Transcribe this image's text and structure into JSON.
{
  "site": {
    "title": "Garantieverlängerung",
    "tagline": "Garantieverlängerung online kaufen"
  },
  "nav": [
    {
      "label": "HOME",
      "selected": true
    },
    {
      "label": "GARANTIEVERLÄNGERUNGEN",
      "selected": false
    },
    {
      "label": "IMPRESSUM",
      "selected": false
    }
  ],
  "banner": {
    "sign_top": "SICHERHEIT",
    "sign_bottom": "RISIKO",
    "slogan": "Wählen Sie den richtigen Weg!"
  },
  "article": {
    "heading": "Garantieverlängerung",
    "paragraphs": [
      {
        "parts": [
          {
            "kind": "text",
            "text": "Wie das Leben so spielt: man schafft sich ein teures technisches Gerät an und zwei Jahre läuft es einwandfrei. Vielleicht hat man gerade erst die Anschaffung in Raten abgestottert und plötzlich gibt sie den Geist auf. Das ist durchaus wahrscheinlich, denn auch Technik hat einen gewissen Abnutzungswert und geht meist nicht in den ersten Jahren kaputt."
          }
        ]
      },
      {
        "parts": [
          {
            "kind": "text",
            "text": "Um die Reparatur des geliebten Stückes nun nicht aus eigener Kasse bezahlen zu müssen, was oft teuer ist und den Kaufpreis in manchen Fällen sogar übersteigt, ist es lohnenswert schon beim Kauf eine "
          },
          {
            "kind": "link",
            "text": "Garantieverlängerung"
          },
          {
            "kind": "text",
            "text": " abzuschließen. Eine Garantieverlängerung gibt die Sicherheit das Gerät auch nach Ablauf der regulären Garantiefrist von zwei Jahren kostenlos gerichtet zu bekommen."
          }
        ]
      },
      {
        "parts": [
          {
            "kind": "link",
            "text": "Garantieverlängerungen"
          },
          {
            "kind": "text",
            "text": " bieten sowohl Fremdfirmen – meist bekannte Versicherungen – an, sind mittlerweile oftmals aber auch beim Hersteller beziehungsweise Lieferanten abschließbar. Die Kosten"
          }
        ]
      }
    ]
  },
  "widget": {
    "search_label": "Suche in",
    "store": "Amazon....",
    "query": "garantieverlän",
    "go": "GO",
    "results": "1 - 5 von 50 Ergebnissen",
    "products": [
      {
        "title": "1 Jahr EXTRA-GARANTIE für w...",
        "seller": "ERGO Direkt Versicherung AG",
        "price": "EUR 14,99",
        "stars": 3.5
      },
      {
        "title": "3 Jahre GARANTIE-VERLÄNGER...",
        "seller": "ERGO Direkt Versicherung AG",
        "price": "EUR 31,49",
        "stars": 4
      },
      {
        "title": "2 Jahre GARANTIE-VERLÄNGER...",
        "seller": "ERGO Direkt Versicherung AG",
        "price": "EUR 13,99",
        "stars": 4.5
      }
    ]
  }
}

+--

### [Short task]
All the data must be duplicated exactly, with nothing added or removed.

### [Task output]
Transcribe this image's text and structure into JSON.
{
  "site": {
    "title": "Garantieverlängerung",
    "tagline": "Garantieverlängerung online kaufen"
  },
  "nav": [
    {
      "label": "HOME",
      "selected": true
    },
    {
      "label": "GARANTIEVERLÄNGERUNGEN",
      "selected": false
    },
    {
      "label": "IMPRESSUM",
      "selected": false
    }
  ],
  "banner": {
    "sign_top": "SICHERHEIT",
    "sign_bottom": "RISIKO",
    "slogan": "Wählen Sie den richtigen Weg!"
  },
  "article": {
    "heading": "Garantieverlängerung",
    "paragraphs": [
      {
        "parts": [
          {
            "kind": "text",
            "text": "Wie das Leben so spielt: man schafft sich ein teures technisches Gerät an und zwei Jahre läuft es einwandfrei. Vielleicht hat man gerade erst die Anschaffung in Raten abgestottert und plötzlich gibt sie den Geist auf. Das ist durchaus wahrscheinlich, denn auch Technik hat einen gewissen Abnutzungswert und geht meist nicht in den ersten Jahren kaputt."
          }
        ]
      },
      {
        "parts": [
          {
            "kind": "text",
            "text": "Um die Reparatur des geliebten Stückes nun nicht aus eigener Kasse bezahlen zu müssen, was oft teuer ist und den Kaufpreis in manchen Fällen sogar übersteigt, ist es lohnenswert schon beim Kauf eine "
          },
          {
            "kind": "link",
            "text": "Garantieverlängerung"
          },
          {
            "kind": "text",
            "text": " abzuschließen. Eine Garantieverlängerung gibt die Sicherheit das Gerät auch nach Ablauf der regulären Garantiefrist von zwei Jahren kostenlos gerichtet zu bekommen."
          }
        ]
      },
      {
        "parts": [
          {
            "kind": "link",
            "text": "Garantieverlängerungen"
          },
          {
            "kind": "text",
            "text": " bieten sowohl Fremdfirmen – meist bekannte Versicherungen – an, sind mittlerweile oftmals aber auch beim Hersteller beziehungsweise Lieferanten abschließbar. Die Kosten"
          }
        ]
      }
    ]
  },
  "widget": {
    "search_label": "Suche in",
    "store": "Amazon....",
    "query": "garantieverlän",
    "go": "GO",
    "results": "1 - 5 von 50 Ergebnissen",
    "products": [
      {
        "title": "1 Jahr EXTRA-GARANTIE für w...",
        "seller": "ERGO Direkt Versicherung AG",
        "price": "EUR 14,99",
        "stars": 3.5
      },
      {
        "title": "3 Jahre GARANTIE-VERLÄNGER...",
        "seller": "ERGO Direkt Versicherung AG",
        "price": "EUR 31,49",
        "stars": 4
      },
      {
        "title": "2 Jahre GARANTIE-VERLÄNGER...",
        "seller": "ERGO Direkt Versicherung AG",
        "price": "EUR 13,99",
        "stars": 4.5
      }
    ]
  }
}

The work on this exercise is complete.